What you have to do: Using the data beneath, show every line that includes the word "Just".

Dataset records:
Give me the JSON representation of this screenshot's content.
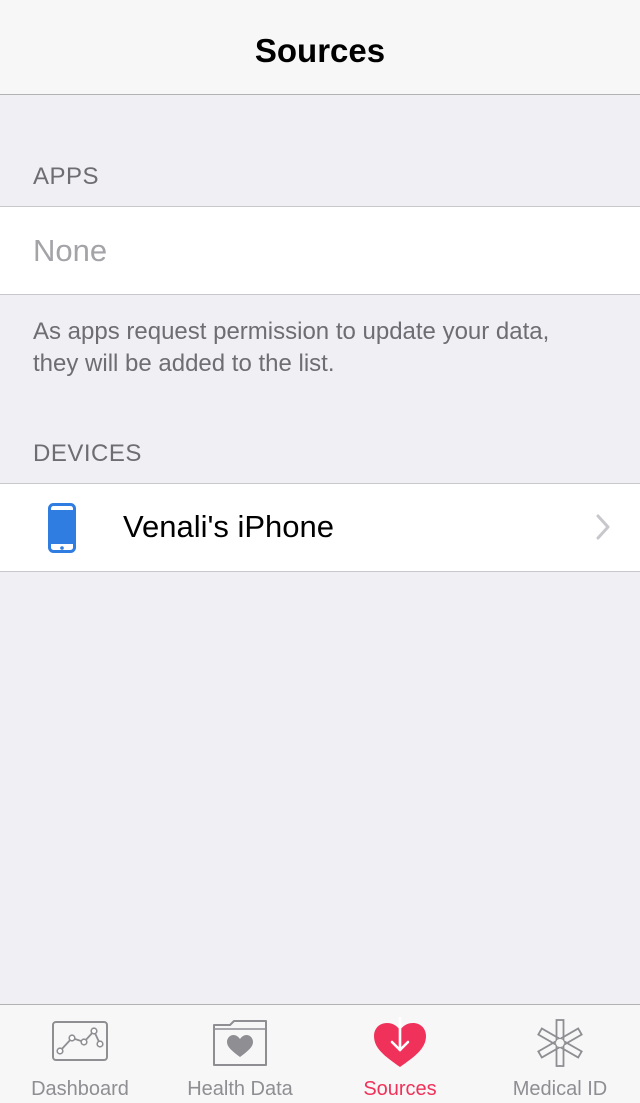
{
  "navbar": {
    "title": "Sources"
  },
  "apps_section": {
    "header": "APPS",
    "empty_label": "None",
    "footer": "As apps request permission to update your data, they will be added to the list."
  },
  "devices_section": {
    "header": "DEVICES",
    "items": [
      {
        "label": "Venali's iPhone",
        "icon": "iphone-icon"
      }
    ]
  },
  "tabbar": {
    "tabs": [
      {
        "label": "Dashboard",
        "icon": "dashboard-chart-icon",
        "active": false
      },
      {
        "label": "Health Data",
        "icon": "health-data-folder-icon",
        "active": false
      },
      {
        "label": "Sources",
        "icon": "sources-heart-icon",
        "active": true
      },
      {
        "label": "Medical ID",
        "icon": "medical-id-asterisk-icon",
        "active": false
      }
    ]
  },
  "colors": {
    "accent": "#f0325a",
    "device_icon": "#2f7de1",
    "inactive": "#8e8e93",
    "background": "#efeff4"
  }
}
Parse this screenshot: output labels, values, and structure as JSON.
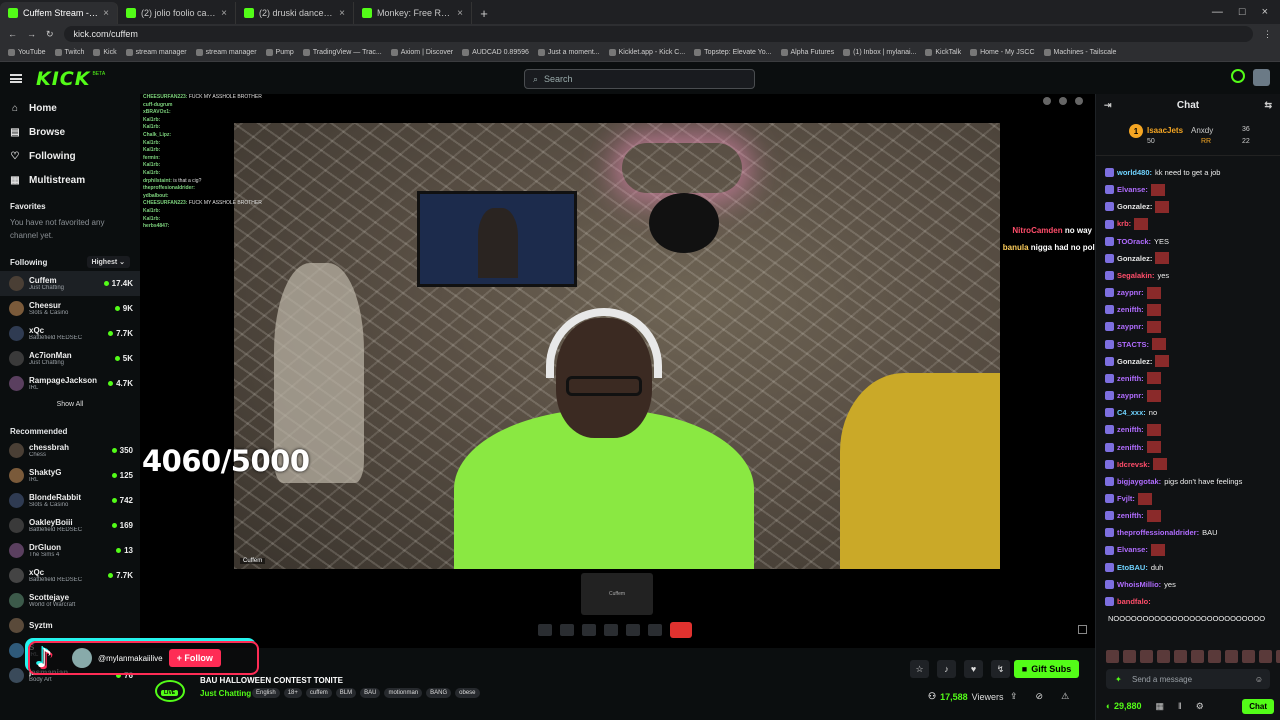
{
  "browser": {
    "tabs": [
      {
        "title": "Cuffem Stream - Watch Live",
        "active": true
      },
      {
        "title": "(2) jolio foolio case day 6 - Search"
      },
      {
        "title": "(2) druski dance - Search / X"
      },
      {
        "title": "Monkey: Free Random Video"
      }
    ],
    "new_tab": "+",
    "url": "kick.com/cuffem",
    "bookmarks": [
      "YouTube",
      "Twitch",
      "Kick",
      "stream manager",
      "stream manager",
      "Pump",
      "TradingView — Trac...",
      "Axiom | Discover",
      "AUDCAD 0.89596",
      "Just a moment...",
      "Kicklet.app - Kick C...",
      "Topstep: Elevate Yo...",
      "Alpha Futures",
      "(1) Inbox | mylanai...",
      "KickTalk",
      "Home - My JSCC",
      "Machines - Tailscale"
    ]
  },
  "topnav": {
    "logo": "KICK",
    "beta": "BETA",
    "search_placeholder": "Search"
  },
  "sidebar": {
    "nav": [
      {
        "label": "Home",
        "icon": "home-icon"
      },
      {
        "label": "Browse",
        "icon": "browse-icon"
      },
      {
        "label": "Following",
        "icon": "heart-icon"
      },
      {
        "label": "Multistream",
        "icon": "multistream-icon"
      }
    ],
    "favorites_heading": "Favorites",
    "favorites_empty": "You have not favorited any channel yet.",
    "following_heading": "Following",
    "sort_label": "Highest",
    "following": [
      {
        "name": "Cuffem",
        "category": "Just Chatting",
        "viewers": "17.4K"
      },
      {
        "name": "Cheesur",
        "category": "Slots & Casino",
        "viewers": "9K"
      },
      {
        "name": "xQc",
        "category": "Battlefield REDSEC",
        "viewers": "7.7K"
      },
      {
        "name": "Ac7ionMan",
        "category": "Just Chatting",
        "viewers": "5K"
      },
      {
        "name": "RampageJackson",
        "category": "IRL",
        "viewers": "4.7K"
      }
    ],
    "show_all": "Show All",
    "recommended_heading": "Recommended",
    "recommended": [
      {
        "name": "chessbrah",
        "category": "Chess",
        "viewers": "350"
      },
      {
        "name": "ShaktyG",
        "category": "IRL",
        "viewers": "125"
      },
      {
        "name": "BlondeRabbit",
        "category": "Slots & Casino",
        "viewers": "742"
      },
      {
        "name": "OakleyBoiii",
        "category": "Battlefield REDSEC",
        "viewers": "169"
      },
      {
        "name": "DrGluon",
        "category": "The Sims 4",
        "viewers": "13"
      },
      {
        "name": "xQc",
        "category": "Battlefield REDSEC",
        "viewers": "7.7K"
      },
      {
        "name": "Scottejaye",
        "category": "World of Warcraft",
        "viewers": ""
      },
      {
        "name": "Syztm",
        "category": "",
        "viewers": ""
      },
      {
        "name": "S",
        "category": "IRL",
        "viewers": ""
      },
      {
        "name": "jasmanian",
        "category": "Body Art",
        "viewers": "76"
      }
    ]
  },
  "stage": {
    "counter": "4060/5000",
    "cam_label": "Cuffem",
    "pip_label": "Cuffem",
    "overlay_chat": [
      {
        "user": "CHEESURFAN223:",
        "text": "FUCK MY ASSHOLE BROTHER"
      },
      {
        "user": "cuff-dugrum",
        "text": ""
      },
      {
        "user": "xBRAVOx1:",
        "text": ""
      },
      {
        "user": "Kal1rb:",
        "text": ""
      },
      {
        "user": "Kal1rb:",
        "text": ""
      },
      {
        "user": "Chalk_Lipz:",
        "text": ""
      },
      {
        "user": "Kal1rb:",
        "text": ""
      },
      {
        "user": "Kal1rb:",
        "text": ""
      },
      {
        "user": "fermin:",
        "text": ""
      },
      {
        "user": "Kal1rb:",
        "text": ""
      },
      {
        "user": "Kal1rb:",
        "text": ""
      },
      {
        "user": "drphilstaint:",
        "text": "is that a cig?"
      },
      {
        "user": "theproffesionaldrider:",
        "text": ""
      },
      {
        "user": "ydbalbout:",
        "text": ""
      },
      {
        "user": "CHEESURFAN223:",
        "text": "FUCK MY ASSHOLE BROTHER"
      },
      {
        "user": "Kal1rb:",
        "text": ""
      },
      {
        "user": "Kal1rb:",
        "text": ""
      },
      {
        "user": "herbs4847:",
        "text": ""
      }
    ],
    "float_msgs": [
      {
        "user": "NitroCamden",
        "text": "no way"
      },
      {
        "user": "banula",
        "text": "nigga had no poll"
      }
    ]
  },
  "tiktok": {
    "handle": "@mylanmakaiilive",
    "follow": "+ Follow"
  },
  "streaminfo": {
    "live": "LIVE",
    "title": "BAU HALLOWEEN CONTEST TONITE",
    "category": "Just Chatting",
    "tags": [
      "English",
      "18+",
      "cuffem",
      "BLM",
      "BAU",
      "motionman",
      "BANG",
      "obese"
    ],
    "gift": "Gift Subs",
    "viewers": "17,588",
    "viewers_label": "Viewers"
  },
  "chat": {
    "title": "Chat",
    "pinned": {
      "user1": "IsaacJets",
      "count1": "50",
      "user2": "Anxdy",
      "count2": "36",
      "user3": "RR",
      "count3": "22",
      "rank": "1"
    },
    "messages": [
      {
        "user": "world480:",
        "text": "kk need to get a job",
        "color": "#6fd3ff"
      },
      {
        "user": "Elvanse:",
        "text": "",
        "color": "#b06cff",
        "emote": true
      },
      {
        "user": "Gonzalez:",
        "text": "",
        "color": "#e6e6e6",
        "emote": true
      },
      {
        "user": "krb:",
        "text": "",
        "color": "#ff4d6a",
        "emote": true
      },
      {
        "user": "TOOrack:",
        "text": "YES",
        "color": "#b06cff"
      },
      {
        "user": "Gonzalez:",
        "text": "",
        "color": "#e6e6e6",
        "emote": true
      },
      {
        "user": "Segalakin:",
        "text": "yes",
        "color": "#ff4d6a"
      },
      {
        "user": "zaypnr:",
        "text": "",
        "color": "#b06cff",
        "emote": true
      },
      {
        "user": "zenifth:",
        "text": "",
        "color": "#b06cff",
        "emote": true
      },
      {
        "user": "zaypnr:",
        "text": "",
        "color": "#b06cff",
        "emote": true
      },
      {
        "user": "STACTS:",
        "text": "",
        "color": "#b06cff",
        "emote": true
      },
      {
        "user": "Gonzalez:",
        "text": "",
        "color": "#e6e6e6",
        "emote": true
      },
      {
        "user": "zenifth:",
        "text": "",
        "color": "#b06cff",
        "emote": true
      },
      {
        "user": "zaypnr:",
        "text": "",
        "color": "#b06cff",
        "emote": true
      },
      {
        "user": "C4_xxx:",
        "text": "no",
        "color": "#6fd3ff"
      },
      {
        "user": "zenifth:",
        "text": "",
        "color": "#b06cff",
        "emote": true
      },
      {
        "user": "zenifth:",
        "text": "",
        "color": "#b06cff",
        "emote": true
      },
      {
        "user": "Idcrevsk:",
        "text": "",
        "color": "#ff4d6a",
        "emote": true
      },
      {
        "user": "bigjaygotak:",
        "text": "pigs don't have feelings",
        "color": "#b06cff"
      },
      {
        "user": "Fvjlt:",
        "text": "",
        "color": "#b06cff",
        "emote": true
      },
      {
        "user": "zenifth:",
        "text": "",
        "color": "#b06cff",
        "emote": true
      },
      {
        "user": "theproffessionaldrider:",
        "text": "BAU",
        "color": "#b06cff"
      },
      {
        "user": "Elvanse:",
        "text": "",
        "color": "#b06cff",
        "emote": true
      },
      {
        "user": "EtoBAU:",
        "text": "duh",
        "color": "#6fd3ff"
      },
      {
        "user": "WhoisMillio:",
        "text": "yes",
        "color": "#b06cff"
      },
      {
        "user": "bandfalo:",
        "text": "",
        "color": "#ff4d6a"
      },
      {
        "user": "",
        "text": "NOOOOOOOOOOOOOOOOOOOOOOOOOO",
        "color": "#eee"
      }
    ],
    "input_placeholder": "Send a message",
    "points": "29,880",
    "chat_button": "Chat"
  }
}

Result of the exercise:
      "Just a moment...",
        "category": "Just Chatting",
        "category": "Just Chatting",
    "category": "Just Chatting",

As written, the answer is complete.